[BEGIN]

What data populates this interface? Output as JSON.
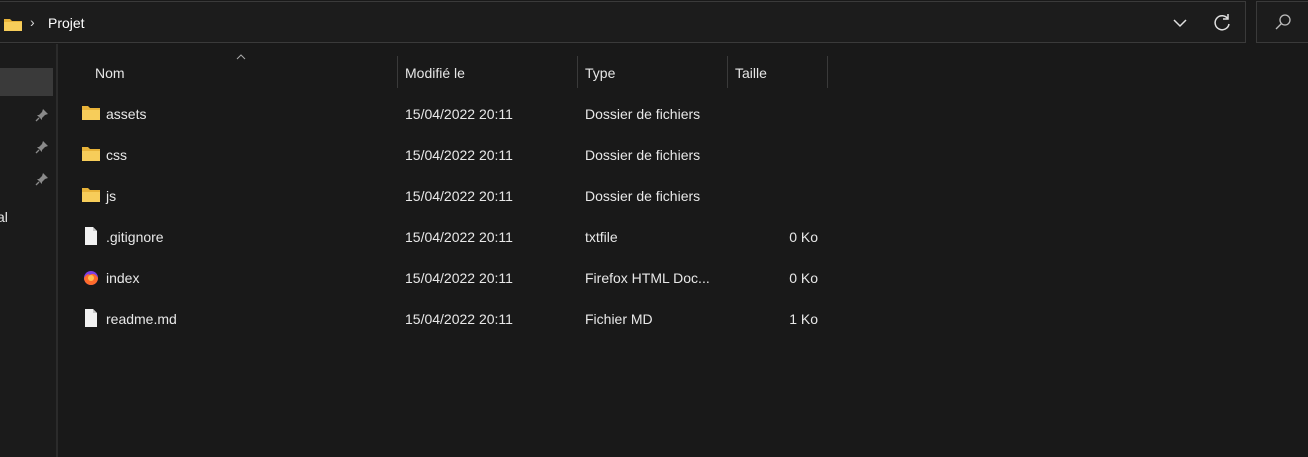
{
  "address_bar": {
    "breadcrumb": "Projet"
  },
  "columns": {
    "name": "Nom",
    "modified": "Modifié le",
    "type": "Type",
    "size": "Taille"
  },
  "nav": {
    "partial_label": "al"
  },
  "files": [
    {
      "name": "assets",
      "modified": "15/04/2022 20:11",
      "type": "Dossier de fichiers",
      "size": "",
      "icon": "folder-icon"
    },
    {
      "name": "css",
      "modified": "15/04/2022 20:11",
      "type": "Dossier de fichiers",
      "size": "",
      "icon": "folder-icon"
    },
    {
      "name": "js",
      "modified": "15/04/2022 20:11",
      "type": "Dossier de fichiers",
      "size": "",
      "icon": "folder-icon"
    },
    {
      "name": ".gitignore",
      "modified": "15/04/2022 20:11",
      "type": "txtfile",
      "size": "0 Ko",
      "icon": "file-icon"
    },
    {
      "name": "index",
      "modified": "15/04/2022 20:11",
      "type": "Firefox HTML Doc...",
      "size": "0 Ko",
      "icon": "firefox-icon"
    },
    {
      "name": "readme.md",
      "modified": "15/04/2022 20:11",
      "type": "Fichier MD",
      "size": "1 Ko",
      "icon": "file-icon"
    }
  ],
  "colors": {
    "background": "#191919",
    "folder": "#f0c04a",
    "border": "#3a3a3a"
  }
}
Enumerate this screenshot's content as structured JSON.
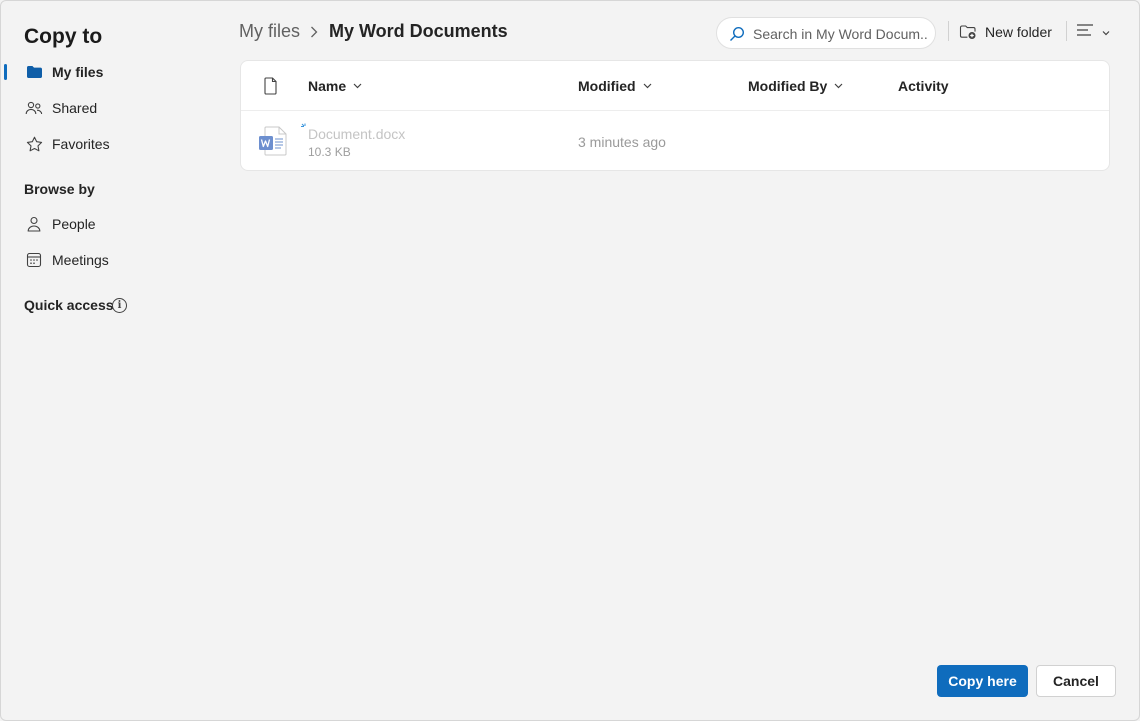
{
  "dialog": {
    "title": "Copy to"
  },
  "sidebar": {
    "items": [
      {
        "label": "My files",
        "icon": "folder-icon",
        "active": true
      },
      {
        "label": "Shared",
        "icon": "people-shared-icon",
        "active": false
      },
      {
        "label": "Favorites",
        "icon": "star-icon",
        "active": false
      }
    ],
    "browse_by_title": "Browse by",
    "browse_items": [
      {
        "label": "People",
        "icon": "person-icon"
      },
      {
        "label": "Meetings",
        "icon": "calendar-icon"
      }
    ],
    "quick_access_title": "Quick access"
  },
  "breadcrumb": {
    "root": "My files",
    "current": "My Word Documents"
  },
  "search": {
    "placeholder": "Search in My Word Docum..."
  },
  "toolbar": {
    "new_folder_label": "New folder"
  },
  "table": {
    "columns": {
      "name": "Name",
      "modified": "Modified",
      "modified_by": "Modified By",
      "activity": "Activity"
    },
    "rows": [
      {
        "name": "Document.docx",
        "size": "10.3 KB",
        "modified": "3 minutes ago",
        "modified_by": "",
        "activity": ""
      }
    ]
  },
  "footer": {
    "primary_label": "Copy here",
    "secondary_label": "Cancel"
  },
  "colors": {
    "accent": "#0f6cbd",
    "background": "#f3f3f3",
    "card": "#ffffff",
    "word_blue": "#2b579a"
  }
}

[END]

* **Exercise description**:
The records above need to be restated word for word, with the pictures left out.

* **Response below**:
What data populates this interface? Output as JSON.
{
  "address_bar": {
    "breadcrumb": "Projet"
  },
  "columns": {
    "name": "Nom",
    "modified": "Modifié le",
    "type": "Type",
    "size": "Taille"
  },
  "nav": {
    "partial_label": "al"
  },
  "files": [
    {
      "name": "assets",
      "modified": "15/04/2022 20:11",
      "type": "Dossier de fichiers",
      "size": "",
      "icon": "folder-icon"
    },
    {
      "name": "css",
      "modified": "15/04/2022 20:11",
      "type": "Dossier de fichiers",
      "size": "",
      "icon": "folder-icon"
    },
    {
      "name": "js",
      "modified": "15/04/2022 20:11",
      "type": "Dossier de fichiers",
      "size": "",
      "icon": "folder-icon"
    },
    {
      "name": ".gitignore",
      "modified": "15/04/2022 20:11",
      "type": "txtfile",
      "size": "0 Ko",
      "icon": "file-icon"
    },
    {
      "name": "index",
      "modified": "15/04/2022 20:11",
      "type": "Firefox HTML Doc...",
      "size": "0 Ko",
      "icon": "firefox-icon"
    },
    {
      "name": "readme.md",
      "modified": "15/04/2022 20:11",
      "type": "Fichier MD",
      "size": "1 Ko",
      "icon": "file-icon"
    }
  ],
  "colors": {
    "background": "#191919",
    "folder": "#f0c04a",
    "border": "#3a3a3a"
  }
}
Enumerate this screenshot's content as structured JSON.
{
  "dialog": {
    "title": "Copy to"
  },
  "sidebar": {
    "items": [
      {
        "label": "My files",
        "icon": "folder-icon",
        "active": true
      },
      {
        "label": "Shared",
        "icon": "people-shared-icon",
        "active": false
      },
      {
        "label": "Favorites",
        "icon": "star-icon",
        "active": false
      }
    ],
    "browse_by_title": "Browse by",
    "browse_items": [
      {
        "label": "People",
        "icon": "person-icon"
      },
      {
        "label": "Meetings",
        "icon": "calendar-icon"
      }
    ],
    "quick_access_title": "Quick access"
  },
  "breadcrumb": {
    "root": "My files",
    "current": "My Word Documents"
  },
  "search": {
    "placeholder": "Search in My Word Docum..."
  },
  "toolbar": {
    "new_folder_label": "New folder"
  },
  "table": {
    "columns": {
      "name": "Name",
      "modified": "Modified",
      "modified_by": "Modified By",
      "activity": "Activity"
    },
    "rows": [
      {
        "name": "Document.docx",
        "size": "10.3 KB",
        "modified": "3 minutes ago",
        "modified_by": "",
        "activity": ""
      }
    ]
  },
  "footer": {
    "primary_label": "Copy here",
    "secondary_label": "Cancel"
  },
  "colors": {
    "accent": "#0f6cbd",
    "background": "#f3f3f3",
    "card": "#ffffff",
    "word_blue": "#2b579a"
  }
}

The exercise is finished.